### Task objective:
Copy out each line of the data that holds the word "peur".

### Listing:
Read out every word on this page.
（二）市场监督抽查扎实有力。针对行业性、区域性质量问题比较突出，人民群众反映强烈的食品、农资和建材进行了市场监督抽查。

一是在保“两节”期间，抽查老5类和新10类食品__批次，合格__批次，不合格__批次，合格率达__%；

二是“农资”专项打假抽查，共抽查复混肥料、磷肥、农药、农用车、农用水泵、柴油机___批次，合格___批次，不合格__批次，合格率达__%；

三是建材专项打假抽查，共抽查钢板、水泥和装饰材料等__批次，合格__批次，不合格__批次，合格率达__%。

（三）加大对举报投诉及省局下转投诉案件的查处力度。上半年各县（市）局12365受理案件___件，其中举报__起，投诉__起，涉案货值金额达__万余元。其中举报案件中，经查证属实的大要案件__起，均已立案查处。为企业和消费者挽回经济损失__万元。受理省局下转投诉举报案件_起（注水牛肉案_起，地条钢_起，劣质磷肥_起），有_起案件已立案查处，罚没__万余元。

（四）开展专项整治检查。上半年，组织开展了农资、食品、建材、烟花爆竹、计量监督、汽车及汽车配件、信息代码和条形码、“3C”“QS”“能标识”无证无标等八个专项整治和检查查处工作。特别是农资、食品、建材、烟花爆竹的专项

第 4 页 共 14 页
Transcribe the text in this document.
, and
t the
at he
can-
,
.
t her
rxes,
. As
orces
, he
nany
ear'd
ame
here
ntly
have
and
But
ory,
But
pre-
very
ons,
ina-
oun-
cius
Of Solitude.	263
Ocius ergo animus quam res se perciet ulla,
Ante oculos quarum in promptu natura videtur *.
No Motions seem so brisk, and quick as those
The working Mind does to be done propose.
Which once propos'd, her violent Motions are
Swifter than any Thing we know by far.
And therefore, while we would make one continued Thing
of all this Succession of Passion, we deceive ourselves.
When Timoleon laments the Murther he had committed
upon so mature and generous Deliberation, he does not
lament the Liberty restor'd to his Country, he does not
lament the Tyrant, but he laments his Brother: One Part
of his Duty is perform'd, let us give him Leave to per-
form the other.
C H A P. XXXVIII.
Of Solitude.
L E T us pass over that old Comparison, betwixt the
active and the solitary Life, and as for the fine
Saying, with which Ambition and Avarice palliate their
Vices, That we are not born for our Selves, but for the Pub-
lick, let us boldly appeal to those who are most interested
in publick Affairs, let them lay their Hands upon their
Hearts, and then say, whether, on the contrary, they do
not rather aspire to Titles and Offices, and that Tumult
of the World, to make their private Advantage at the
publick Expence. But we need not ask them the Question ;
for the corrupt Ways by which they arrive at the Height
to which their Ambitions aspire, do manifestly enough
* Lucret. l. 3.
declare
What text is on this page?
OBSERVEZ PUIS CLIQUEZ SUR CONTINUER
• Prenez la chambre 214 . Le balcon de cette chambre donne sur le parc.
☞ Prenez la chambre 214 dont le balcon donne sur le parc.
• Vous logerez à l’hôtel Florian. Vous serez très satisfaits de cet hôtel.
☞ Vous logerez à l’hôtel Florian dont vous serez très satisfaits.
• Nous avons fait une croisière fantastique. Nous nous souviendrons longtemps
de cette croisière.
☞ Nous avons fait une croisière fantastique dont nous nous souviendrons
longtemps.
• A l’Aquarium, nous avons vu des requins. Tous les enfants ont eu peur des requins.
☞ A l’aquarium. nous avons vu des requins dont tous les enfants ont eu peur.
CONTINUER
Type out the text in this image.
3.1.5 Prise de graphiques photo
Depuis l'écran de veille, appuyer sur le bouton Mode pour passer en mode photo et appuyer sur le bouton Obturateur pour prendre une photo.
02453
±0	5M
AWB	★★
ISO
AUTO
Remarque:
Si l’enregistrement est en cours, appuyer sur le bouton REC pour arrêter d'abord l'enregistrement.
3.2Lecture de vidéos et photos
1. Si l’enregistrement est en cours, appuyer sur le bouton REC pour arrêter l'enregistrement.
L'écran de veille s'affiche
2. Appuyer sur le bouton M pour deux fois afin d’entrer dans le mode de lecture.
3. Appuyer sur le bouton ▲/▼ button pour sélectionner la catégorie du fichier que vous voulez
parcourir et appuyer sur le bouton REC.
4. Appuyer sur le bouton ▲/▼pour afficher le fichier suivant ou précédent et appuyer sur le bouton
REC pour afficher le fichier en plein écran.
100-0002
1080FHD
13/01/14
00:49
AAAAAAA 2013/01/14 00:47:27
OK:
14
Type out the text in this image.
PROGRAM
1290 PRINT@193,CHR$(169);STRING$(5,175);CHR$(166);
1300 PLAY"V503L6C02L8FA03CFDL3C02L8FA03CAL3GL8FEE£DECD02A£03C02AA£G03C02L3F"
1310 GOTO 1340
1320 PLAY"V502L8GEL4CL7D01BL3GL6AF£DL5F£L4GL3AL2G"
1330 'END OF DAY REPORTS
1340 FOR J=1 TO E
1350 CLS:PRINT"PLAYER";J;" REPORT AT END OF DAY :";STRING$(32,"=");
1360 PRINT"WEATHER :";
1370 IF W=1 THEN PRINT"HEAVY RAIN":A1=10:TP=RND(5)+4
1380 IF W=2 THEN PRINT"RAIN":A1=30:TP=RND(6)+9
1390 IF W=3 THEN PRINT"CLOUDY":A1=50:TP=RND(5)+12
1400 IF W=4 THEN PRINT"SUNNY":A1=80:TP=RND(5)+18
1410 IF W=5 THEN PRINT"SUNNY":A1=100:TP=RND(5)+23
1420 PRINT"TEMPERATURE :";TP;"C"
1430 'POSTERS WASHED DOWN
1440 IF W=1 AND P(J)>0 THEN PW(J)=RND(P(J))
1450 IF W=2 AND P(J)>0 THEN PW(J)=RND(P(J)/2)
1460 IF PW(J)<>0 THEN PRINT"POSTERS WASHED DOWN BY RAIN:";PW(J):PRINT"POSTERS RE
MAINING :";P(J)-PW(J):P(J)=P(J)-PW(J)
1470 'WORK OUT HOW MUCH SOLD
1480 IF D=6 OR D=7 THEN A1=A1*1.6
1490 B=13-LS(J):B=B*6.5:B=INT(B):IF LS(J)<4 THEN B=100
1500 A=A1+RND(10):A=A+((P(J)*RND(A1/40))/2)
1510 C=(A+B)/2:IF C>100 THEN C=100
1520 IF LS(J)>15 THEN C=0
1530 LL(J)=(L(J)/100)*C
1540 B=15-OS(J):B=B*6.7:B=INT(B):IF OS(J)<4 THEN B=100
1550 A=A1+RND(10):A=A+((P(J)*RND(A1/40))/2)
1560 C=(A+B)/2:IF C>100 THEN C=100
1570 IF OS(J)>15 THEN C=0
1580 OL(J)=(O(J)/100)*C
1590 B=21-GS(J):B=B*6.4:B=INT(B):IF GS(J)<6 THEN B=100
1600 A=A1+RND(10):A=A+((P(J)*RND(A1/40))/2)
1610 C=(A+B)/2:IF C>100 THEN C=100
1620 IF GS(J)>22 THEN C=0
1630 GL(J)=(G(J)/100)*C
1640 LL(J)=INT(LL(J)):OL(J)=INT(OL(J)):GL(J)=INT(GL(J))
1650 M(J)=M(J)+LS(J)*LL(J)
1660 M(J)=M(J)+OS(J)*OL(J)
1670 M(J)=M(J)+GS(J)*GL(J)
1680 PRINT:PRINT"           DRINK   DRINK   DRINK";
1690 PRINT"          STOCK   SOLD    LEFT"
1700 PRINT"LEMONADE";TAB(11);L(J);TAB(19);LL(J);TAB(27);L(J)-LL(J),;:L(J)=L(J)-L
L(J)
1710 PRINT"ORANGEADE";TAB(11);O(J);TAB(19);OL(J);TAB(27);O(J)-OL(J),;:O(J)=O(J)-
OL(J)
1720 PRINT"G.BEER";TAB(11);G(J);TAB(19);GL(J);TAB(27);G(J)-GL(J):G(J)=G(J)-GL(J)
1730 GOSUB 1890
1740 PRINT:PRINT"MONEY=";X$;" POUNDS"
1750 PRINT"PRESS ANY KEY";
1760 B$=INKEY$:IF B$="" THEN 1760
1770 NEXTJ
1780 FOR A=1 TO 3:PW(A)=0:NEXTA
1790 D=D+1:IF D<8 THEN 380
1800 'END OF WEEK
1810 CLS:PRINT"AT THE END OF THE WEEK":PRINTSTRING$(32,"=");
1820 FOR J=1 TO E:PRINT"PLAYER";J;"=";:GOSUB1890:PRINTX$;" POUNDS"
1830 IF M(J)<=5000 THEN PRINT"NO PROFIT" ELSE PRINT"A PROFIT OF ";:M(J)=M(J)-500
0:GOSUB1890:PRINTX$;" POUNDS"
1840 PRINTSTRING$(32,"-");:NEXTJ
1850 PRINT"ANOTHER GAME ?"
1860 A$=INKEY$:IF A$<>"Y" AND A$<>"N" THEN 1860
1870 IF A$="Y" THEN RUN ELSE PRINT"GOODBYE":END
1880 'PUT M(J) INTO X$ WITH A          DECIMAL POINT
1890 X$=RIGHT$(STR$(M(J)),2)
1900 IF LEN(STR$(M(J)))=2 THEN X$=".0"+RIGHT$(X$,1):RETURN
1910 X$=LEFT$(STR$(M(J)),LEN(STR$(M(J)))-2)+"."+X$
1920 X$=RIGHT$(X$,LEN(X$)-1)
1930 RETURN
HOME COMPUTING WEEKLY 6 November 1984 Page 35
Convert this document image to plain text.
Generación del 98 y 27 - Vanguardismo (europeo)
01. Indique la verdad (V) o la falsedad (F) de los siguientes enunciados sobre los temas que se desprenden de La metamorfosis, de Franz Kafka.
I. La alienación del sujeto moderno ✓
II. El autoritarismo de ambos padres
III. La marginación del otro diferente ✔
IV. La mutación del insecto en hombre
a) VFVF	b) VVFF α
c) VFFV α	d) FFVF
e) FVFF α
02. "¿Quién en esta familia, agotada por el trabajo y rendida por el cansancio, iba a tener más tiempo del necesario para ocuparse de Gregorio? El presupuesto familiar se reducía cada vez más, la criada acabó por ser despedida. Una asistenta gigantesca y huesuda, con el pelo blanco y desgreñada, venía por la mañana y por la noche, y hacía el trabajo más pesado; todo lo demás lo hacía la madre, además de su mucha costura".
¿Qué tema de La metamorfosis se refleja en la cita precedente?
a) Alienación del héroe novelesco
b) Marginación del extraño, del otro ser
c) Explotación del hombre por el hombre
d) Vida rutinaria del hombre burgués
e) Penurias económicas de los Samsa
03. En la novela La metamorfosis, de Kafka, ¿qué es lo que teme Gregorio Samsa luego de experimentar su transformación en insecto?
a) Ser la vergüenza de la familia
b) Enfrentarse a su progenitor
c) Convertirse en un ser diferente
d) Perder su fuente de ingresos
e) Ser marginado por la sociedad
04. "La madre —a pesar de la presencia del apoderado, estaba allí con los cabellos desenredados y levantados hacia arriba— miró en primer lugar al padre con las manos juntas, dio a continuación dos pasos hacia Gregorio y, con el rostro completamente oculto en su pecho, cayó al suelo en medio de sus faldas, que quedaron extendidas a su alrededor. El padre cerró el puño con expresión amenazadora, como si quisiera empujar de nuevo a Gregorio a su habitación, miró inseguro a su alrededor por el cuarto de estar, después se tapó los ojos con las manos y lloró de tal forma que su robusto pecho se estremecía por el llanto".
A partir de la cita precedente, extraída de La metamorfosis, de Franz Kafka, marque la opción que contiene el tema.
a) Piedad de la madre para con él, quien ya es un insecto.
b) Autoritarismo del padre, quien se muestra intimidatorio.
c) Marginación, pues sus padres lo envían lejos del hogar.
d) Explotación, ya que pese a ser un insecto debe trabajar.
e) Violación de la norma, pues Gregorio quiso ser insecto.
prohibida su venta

### Result of this exercise:
• A l’Aquarium, nous avons vu des requins. Tous les enfants ont eu peur des requins.
☞ A l’aquarium. nous avons vu des requins dont tous les enfants ont eu peur.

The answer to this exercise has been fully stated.